■ Problem details: Pick out all lines of the entries that include the word "Kiểm" and copy them.

[BEGIN]

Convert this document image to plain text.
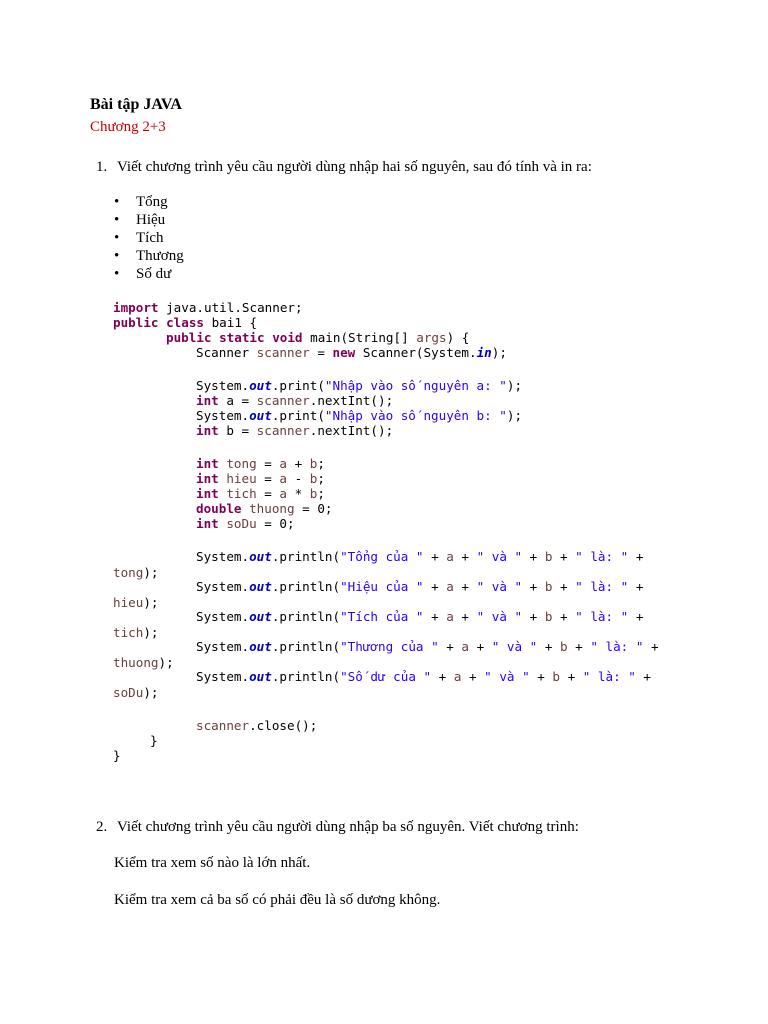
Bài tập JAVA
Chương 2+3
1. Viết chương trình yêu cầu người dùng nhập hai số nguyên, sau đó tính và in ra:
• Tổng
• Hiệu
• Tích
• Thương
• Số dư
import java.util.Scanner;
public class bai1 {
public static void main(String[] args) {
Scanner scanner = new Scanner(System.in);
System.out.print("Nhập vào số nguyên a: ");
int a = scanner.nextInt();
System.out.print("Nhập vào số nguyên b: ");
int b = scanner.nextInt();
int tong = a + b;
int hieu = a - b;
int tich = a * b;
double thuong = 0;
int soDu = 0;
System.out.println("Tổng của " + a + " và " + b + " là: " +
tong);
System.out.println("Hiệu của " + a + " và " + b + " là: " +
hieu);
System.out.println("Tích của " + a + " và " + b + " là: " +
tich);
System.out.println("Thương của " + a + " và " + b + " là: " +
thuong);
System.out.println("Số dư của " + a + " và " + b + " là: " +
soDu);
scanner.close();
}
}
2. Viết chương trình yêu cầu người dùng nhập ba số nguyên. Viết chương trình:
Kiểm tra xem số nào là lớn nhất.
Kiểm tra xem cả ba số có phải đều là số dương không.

[END]
[BEGIN]

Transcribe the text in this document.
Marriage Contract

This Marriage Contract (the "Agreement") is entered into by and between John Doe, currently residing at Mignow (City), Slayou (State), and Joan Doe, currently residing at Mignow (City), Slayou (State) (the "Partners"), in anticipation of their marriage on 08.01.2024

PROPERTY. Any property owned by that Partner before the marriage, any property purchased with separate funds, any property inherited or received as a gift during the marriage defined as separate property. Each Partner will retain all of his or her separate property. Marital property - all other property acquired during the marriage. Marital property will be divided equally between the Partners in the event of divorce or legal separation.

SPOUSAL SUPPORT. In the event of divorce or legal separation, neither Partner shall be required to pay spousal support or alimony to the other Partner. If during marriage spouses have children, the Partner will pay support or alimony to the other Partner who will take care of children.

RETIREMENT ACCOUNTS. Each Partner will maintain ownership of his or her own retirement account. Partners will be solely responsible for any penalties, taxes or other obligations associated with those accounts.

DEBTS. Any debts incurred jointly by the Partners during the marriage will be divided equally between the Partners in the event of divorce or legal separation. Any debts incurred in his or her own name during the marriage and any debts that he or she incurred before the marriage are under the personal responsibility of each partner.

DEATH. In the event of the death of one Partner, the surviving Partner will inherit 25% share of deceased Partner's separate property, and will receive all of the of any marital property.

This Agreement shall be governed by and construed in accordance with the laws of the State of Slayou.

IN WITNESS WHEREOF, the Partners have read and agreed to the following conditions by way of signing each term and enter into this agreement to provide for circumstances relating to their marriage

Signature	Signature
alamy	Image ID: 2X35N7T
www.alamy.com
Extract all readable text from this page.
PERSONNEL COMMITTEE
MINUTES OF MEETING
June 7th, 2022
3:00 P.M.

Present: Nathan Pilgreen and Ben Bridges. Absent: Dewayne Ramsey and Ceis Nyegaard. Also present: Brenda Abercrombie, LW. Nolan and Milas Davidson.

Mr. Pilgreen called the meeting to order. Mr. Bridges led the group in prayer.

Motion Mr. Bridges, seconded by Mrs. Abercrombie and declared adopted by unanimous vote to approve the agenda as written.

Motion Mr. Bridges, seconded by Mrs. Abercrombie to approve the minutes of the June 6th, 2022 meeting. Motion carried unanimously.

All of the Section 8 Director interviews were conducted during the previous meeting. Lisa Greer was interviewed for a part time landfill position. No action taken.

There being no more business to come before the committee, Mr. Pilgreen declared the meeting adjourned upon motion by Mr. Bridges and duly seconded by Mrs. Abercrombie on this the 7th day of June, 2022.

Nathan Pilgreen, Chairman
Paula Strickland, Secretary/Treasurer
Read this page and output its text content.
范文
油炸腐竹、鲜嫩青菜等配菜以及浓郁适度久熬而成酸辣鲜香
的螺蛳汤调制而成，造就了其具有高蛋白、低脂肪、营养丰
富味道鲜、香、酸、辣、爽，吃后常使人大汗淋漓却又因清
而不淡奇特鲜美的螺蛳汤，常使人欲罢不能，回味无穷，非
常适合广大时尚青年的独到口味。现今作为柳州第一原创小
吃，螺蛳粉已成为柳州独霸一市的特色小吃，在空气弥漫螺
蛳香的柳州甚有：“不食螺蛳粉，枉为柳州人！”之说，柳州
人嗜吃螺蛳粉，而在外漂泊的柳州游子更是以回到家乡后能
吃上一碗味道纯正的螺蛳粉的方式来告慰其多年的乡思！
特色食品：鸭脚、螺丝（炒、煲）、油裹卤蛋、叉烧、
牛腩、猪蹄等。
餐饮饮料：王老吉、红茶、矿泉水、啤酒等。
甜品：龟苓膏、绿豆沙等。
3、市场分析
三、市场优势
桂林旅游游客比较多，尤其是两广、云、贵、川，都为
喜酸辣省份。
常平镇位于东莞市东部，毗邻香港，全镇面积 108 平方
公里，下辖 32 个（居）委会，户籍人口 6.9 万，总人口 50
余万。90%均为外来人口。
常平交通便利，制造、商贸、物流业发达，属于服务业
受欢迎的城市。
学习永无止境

[END]
[BEGIN]

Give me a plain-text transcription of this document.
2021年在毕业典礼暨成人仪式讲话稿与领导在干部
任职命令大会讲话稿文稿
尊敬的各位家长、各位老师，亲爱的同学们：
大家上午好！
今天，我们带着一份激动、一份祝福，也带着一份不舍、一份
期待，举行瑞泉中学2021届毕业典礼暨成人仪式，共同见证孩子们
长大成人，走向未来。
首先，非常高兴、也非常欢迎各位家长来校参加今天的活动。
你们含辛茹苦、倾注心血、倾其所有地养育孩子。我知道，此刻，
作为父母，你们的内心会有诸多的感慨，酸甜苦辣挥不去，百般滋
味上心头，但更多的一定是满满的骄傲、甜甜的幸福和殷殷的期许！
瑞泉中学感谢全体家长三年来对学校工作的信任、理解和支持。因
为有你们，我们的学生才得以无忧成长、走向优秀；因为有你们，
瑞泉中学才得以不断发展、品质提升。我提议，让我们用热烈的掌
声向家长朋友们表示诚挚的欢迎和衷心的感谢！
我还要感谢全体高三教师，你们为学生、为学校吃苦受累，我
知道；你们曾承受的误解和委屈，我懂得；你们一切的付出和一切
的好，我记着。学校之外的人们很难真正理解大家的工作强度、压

[END]

■ Problem solution:
Kiểm tra xem số nào là lớn nhất.
Kiểm tra xem cả ba số có phải đều là số dương không.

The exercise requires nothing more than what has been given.